_YOUR INSTRUCTIONS_. Transcribe all the records with complete accuracy.

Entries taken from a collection
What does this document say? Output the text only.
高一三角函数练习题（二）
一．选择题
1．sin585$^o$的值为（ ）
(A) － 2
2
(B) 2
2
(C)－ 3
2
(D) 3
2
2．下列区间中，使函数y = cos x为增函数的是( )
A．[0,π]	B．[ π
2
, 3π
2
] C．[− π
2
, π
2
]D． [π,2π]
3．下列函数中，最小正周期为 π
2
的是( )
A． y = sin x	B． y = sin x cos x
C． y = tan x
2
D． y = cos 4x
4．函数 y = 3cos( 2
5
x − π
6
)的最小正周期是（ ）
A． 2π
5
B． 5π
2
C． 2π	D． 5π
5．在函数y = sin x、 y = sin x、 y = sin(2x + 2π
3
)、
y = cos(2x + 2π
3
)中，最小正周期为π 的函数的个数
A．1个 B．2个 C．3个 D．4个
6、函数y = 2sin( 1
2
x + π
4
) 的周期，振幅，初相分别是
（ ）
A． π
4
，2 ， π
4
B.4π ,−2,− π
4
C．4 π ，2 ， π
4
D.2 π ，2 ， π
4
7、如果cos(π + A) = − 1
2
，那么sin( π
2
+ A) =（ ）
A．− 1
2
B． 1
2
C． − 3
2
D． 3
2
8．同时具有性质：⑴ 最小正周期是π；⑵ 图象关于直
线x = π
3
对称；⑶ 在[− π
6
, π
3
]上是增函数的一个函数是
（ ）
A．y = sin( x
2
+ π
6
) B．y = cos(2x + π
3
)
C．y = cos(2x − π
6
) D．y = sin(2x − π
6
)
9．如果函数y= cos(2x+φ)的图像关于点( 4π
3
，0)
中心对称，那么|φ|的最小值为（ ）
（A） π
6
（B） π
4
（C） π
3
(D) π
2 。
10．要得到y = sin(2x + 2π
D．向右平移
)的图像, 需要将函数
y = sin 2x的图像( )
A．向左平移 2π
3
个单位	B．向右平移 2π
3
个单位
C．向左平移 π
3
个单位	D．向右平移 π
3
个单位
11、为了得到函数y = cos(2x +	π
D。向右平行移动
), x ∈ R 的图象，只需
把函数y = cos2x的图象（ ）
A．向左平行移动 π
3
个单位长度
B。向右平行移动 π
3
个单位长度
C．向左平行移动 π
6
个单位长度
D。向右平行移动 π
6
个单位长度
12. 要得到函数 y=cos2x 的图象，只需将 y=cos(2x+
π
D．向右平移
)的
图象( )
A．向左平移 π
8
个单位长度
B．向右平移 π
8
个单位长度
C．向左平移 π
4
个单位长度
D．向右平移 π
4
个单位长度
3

_ANSWER TO THIS PROBLEM_.
What does this document say? Output the text only.
高一三角函数练习题（二）
一．选择题
1．sin585$^o$的值为（ ）
(A) － 2
2
(B) 2
2
(C)－ 3
2
(D) 3
2
2．下列区间中，使函数y = cos x为增函数的是( )
A．[0,π]	B．[ π
2
, 3π
2
] C．[− π
2
, π
2
]D． [π,2π]
3．下列函数中，最小正周期为 π
2
的是( )
A． y = sin x	B． y = sin x cos x
C． y = tan x
2
D． y = cos 4x
4．函数 y = 3cos( 2
5
x − π
6
)的最小正周期是（ ）
A． 2π
5
B． 5π
2
C． 2π	D． 5π
5．在函数y = sin x、 y = sin x、 y = sin(2x + 2π
3
)、
y = cos(2x + 2π
3
)中，最小正周期为π 的函数的个数
A．1个 B．2个 C．3个 D．4个
6、函数y = 2sin( 1
2
x + π
4
) 的周期，振幅，初相分别是
（ ）
A． π
4
，2 ， π
4
B.4π ,−2,− π
4
C．4 π ，2 ， π
4
D.2 π ，2 ， π
4
7、如果cos(π + A) = − 1
2
，那么sin( π
2
+ A) =（ ）
A．− 1
2
B． 1
2
C． − 3
2
D． 3
2
8．同时具有性质：⑴ 最小正周期是π；⑵ 图象关于直
线x = π
3
对称；⑶ 在[− π
6
, π
3
]上是增函数的一个函数是
（ ）
A．y = sin( x
2
+ π
6
) B．y = cos(2x + π
3
)
C．y = cos(2x − π
6
) D．y = sin(2x − π
6
)
9．如果函数y= cos(2x+φ)的图像关于点( 4π
3
，0)
中心对称，那么|φ|的最小值为（ ）
（A） π
6
（B） π
4
（C） π
3
(D) π
2 。
10．要得到y = sin(2x + 2π
D．向右平移
)的图像, 需要将函数
y = sin 2x的图像( )
A．向左平移 2π
3
个单位	B．向右平移 2π
3
个单位
C．向左平移 π
3
个单位	D．向右平移 π
3
个单位
11、为了得到函数y = cos(2x +	π
D。向右平行移动
), x ∈ R 的图象，只需
把函数y = cos2x的图象（ ）
A．向左平行移动 π
3
个单位长度
B。向右平行移动 π
3
个单位长度
C．向左平行移动 π
6
个单位长度
D。向右平行移动 π
6
个单位长度
12. 要得到函数 y=cos2x 的图象，只需将 y=cos(2x+
π
D．向右平移
)的
图象( )
A．向左平移 π
8
个单位长度
B．向右平移 π
8
个单位长度
C．向左平移 π
4
个单位长度
D．向右平移 π
4
个单位长度
3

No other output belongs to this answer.